TASK REQUIREMENTS:
Select each line where the word "content" appears.

DATA PROVIDED:
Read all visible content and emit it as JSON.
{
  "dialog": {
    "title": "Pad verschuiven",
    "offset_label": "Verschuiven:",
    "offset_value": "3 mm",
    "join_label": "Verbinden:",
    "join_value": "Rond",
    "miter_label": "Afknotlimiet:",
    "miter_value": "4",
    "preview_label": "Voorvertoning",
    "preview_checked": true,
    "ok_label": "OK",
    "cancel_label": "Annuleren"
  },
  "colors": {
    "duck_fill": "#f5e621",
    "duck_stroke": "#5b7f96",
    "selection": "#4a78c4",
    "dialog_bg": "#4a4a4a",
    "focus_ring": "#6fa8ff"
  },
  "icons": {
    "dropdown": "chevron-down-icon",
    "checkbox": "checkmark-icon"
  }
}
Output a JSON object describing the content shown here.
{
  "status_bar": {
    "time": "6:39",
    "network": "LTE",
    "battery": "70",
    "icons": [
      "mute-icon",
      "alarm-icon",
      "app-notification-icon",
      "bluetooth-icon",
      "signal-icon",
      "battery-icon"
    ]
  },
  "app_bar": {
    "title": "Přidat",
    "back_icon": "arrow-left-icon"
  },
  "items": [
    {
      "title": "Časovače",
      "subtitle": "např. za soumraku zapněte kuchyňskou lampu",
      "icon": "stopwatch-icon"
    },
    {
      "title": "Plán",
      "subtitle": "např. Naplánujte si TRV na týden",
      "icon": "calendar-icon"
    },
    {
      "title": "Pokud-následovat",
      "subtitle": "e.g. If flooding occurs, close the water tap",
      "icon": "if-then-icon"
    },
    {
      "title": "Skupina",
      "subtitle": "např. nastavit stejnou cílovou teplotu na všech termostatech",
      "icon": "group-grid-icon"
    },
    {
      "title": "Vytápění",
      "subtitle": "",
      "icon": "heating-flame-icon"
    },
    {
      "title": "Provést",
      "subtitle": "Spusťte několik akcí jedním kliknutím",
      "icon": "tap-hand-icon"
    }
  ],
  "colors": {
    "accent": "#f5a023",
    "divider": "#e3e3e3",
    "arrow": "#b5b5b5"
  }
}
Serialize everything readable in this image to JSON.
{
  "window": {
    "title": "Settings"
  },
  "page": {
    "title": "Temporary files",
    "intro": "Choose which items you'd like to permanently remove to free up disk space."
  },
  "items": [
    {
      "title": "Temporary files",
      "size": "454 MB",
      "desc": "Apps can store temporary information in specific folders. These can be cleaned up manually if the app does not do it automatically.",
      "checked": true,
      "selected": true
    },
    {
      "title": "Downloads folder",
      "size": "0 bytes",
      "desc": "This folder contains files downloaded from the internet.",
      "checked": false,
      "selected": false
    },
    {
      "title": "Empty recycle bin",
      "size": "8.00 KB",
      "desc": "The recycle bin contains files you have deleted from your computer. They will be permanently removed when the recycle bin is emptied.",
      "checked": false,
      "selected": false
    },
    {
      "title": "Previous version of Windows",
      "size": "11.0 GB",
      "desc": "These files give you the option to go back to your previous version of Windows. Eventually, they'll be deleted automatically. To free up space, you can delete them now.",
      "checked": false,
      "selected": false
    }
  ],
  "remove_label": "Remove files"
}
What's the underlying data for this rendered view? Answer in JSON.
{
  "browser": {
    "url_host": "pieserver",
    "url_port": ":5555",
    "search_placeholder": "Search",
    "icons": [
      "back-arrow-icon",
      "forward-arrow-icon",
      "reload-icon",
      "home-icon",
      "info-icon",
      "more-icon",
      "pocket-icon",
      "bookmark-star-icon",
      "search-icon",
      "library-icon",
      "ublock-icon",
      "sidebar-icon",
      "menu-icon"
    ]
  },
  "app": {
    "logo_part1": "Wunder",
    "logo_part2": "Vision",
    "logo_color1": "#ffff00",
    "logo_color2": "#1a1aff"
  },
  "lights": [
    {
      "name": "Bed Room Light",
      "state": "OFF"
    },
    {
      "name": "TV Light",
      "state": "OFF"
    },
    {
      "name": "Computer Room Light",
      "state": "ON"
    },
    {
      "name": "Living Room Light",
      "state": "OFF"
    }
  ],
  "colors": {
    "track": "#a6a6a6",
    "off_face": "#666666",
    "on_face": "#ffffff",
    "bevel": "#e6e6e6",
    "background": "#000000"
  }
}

CORRECT OUTPUT:
Read all visible content and emit it as JSON.
Output a JSON object describing the content shown here.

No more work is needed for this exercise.